* _YOUR GOAL_: Select every line holding the word "Magnitude" and copy it.

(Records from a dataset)
··········
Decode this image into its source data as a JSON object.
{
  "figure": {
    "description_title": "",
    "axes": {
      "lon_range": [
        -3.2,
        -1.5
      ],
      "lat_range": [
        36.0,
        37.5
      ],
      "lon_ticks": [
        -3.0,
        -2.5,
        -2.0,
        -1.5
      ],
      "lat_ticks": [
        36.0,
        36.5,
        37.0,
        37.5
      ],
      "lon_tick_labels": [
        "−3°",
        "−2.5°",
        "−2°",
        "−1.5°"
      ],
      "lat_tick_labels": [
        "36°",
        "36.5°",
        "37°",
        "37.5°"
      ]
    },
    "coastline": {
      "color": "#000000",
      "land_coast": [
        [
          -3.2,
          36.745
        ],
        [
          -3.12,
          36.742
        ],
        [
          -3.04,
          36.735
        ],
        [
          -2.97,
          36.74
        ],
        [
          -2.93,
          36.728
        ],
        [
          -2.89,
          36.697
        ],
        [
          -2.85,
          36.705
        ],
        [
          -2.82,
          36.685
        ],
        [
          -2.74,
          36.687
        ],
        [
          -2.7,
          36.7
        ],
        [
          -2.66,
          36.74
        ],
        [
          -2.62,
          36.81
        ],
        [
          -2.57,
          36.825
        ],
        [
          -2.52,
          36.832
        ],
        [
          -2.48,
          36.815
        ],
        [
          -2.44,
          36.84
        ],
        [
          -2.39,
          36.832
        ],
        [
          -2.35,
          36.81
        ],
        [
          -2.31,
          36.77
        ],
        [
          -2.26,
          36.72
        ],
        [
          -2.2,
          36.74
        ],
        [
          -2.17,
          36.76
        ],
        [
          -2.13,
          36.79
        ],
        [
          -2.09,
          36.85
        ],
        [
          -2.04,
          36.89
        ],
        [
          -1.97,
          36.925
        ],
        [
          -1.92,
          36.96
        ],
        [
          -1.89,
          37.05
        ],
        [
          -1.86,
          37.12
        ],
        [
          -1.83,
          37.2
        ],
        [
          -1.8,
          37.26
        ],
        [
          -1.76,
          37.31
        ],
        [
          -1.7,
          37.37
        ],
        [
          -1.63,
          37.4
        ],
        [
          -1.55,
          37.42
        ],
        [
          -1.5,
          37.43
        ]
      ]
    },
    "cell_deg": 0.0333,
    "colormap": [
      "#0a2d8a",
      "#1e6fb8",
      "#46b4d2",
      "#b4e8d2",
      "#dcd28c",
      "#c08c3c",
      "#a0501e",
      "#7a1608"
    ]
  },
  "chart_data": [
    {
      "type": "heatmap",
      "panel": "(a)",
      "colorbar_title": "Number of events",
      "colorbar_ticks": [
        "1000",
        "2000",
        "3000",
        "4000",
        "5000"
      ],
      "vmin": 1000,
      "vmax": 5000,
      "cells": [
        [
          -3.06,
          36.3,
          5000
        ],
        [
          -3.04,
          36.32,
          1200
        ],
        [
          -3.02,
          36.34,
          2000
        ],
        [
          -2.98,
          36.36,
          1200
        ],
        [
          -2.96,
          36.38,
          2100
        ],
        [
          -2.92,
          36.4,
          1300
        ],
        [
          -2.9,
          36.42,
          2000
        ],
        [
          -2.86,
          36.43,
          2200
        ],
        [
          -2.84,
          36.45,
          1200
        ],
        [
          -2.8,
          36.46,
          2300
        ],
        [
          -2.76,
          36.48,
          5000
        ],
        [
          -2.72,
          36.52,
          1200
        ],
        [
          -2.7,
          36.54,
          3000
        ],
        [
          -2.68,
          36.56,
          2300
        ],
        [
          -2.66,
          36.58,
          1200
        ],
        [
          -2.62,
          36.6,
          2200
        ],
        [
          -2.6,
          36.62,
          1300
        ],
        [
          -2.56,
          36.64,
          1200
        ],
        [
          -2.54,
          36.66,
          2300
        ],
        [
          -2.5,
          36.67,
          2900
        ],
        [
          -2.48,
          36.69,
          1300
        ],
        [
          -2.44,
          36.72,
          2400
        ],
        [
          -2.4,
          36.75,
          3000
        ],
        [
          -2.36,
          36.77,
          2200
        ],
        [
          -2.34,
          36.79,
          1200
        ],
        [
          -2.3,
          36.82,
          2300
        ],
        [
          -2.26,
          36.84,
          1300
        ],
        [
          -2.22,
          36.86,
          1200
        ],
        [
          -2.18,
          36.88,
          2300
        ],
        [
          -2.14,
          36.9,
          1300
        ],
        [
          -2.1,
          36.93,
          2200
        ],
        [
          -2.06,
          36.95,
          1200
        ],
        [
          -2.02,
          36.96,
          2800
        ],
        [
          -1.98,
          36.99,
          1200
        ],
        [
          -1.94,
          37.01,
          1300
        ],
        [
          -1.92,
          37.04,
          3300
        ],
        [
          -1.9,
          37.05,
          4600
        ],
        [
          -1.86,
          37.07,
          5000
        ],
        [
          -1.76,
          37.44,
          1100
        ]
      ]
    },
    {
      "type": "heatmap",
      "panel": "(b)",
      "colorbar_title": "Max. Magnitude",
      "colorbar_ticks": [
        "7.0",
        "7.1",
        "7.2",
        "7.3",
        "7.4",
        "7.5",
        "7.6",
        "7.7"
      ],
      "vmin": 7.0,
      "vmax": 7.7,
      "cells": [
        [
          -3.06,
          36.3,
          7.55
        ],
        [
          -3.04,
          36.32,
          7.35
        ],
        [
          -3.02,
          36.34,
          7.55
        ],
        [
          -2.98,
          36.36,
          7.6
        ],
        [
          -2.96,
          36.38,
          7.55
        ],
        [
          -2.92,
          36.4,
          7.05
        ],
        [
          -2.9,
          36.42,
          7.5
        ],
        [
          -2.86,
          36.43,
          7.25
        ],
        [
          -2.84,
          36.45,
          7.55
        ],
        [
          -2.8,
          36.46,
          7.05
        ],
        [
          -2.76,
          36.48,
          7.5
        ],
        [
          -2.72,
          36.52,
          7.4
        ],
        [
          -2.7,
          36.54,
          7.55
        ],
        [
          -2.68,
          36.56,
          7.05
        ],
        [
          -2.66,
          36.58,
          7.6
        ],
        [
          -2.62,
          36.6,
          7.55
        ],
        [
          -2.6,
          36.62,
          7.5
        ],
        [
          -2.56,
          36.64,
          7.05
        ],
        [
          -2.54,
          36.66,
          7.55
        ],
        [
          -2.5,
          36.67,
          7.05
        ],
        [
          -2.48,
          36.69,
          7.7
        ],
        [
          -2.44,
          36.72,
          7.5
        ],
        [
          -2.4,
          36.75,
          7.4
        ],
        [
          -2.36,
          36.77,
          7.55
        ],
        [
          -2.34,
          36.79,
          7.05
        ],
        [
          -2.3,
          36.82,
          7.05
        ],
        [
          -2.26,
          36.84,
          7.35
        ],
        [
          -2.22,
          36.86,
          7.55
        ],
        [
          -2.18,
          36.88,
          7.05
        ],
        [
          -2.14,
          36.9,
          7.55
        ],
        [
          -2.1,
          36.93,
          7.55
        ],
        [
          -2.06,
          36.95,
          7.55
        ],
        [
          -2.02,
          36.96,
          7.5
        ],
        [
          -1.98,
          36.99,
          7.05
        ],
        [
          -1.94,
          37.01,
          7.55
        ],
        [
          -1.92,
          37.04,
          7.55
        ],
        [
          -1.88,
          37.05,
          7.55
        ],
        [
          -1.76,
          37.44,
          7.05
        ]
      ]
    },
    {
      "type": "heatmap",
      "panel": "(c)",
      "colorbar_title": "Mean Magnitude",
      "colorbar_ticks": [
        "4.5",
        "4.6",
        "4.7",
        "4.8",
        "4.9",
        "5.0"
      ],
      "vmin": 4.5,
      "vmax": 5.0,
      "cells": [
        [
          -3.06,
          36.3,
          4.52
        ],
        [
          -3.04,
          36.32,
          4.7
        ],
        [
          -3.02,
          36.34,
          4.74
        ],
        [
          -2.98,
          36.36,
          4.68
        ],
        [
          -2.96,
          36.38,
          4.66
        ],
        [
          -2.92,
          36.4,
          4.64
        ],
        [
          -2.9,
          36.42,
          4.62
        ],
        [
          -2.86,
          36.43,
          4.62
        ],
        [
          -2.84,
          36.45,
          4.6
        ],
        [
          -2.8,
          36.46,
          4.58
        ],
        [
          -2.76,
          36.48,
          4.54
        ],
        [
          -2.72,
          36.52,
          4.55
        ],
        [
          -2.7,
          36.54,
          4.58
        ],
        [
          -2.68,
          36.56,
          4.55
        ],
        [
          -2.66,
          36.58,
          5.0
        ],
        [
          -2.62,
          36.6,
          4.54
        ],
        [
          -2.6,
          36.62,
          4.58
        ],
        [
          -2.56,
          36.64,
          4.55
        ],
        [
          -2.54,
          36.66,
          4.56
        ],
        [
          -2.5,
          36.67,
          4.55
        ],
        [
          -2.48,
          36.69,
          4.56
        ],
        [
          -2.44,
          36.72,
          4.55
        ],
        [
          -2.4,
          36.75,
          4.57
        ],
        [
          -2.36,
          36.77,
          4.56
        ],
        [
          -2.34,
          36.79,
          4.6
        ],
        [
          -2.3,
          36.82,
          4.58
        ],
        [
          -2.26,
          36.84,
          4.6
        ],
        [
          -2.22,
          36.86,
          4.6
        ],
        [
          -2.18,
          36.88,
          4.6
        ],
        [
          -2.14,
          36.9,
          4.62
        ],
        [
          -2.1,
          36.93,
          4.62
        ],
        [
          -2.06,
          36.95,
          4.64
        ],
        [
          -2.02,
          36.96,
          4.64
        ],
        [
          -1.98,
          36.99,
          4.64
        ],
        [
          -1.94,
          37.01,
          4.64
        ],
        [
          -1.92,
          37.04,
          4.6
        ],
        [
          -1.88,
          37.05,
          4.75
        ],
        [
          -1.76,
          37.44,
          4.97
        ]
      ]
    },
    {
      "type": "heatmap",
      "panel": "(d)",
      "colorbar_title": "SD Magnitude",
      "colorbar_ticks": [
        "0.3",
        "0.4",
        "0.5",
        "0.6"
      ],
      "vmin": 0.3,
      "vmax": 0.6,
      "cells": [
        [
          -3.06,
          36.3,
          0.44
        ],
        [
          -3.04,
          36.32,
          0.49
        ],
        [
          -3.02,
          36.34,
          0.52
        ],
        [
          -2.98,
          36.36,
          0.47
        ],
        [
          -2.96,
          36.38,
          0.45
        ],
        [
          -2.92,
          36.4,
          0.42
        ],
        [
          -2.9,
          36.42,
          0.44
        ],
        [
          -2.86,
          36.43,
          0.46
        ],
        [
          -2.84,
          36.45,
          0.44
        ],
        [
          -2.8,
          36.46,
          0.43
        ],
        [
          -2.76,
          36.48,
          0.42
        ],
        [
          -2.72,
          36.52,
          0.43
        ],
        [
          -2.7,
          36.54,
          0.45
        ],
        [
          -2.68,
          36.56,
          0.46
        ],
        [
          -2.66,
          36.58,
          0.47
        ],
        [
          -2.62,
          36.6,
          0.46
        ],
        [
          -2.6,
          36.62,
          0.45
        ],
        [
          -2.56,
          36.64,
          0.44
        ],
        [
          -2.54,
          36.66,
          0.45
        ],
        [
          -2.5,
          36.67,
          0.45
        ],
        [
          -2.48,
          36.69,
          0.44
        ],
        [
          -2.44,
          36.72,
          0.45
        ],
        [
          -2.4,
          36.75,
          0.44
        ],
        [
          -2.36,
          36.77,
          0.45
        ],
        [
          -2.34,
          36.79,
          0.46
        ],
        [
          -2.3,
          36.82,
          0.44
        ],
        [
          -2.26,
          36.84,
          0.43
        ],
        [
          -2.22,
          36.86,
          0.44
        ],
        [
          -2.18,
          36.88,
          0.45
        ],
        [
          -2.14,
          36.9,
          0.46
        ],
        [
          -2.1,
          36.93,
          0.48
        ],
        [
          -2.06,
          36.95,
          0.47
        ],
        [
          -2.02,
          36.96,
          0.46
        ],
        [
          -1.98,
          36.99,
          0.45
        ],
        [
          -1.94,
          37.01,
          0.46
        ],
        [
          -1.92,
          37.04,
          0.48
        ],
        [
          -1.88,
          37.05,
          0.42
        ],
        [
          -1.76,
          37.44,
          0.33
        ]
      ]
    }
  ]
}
··········
* _ANSWER_:
      "colorbar_title": "Max. Magnitude",
      "colorbar_title": "Mean Magnitude",
      "colorbar_title": "SD Magnitude",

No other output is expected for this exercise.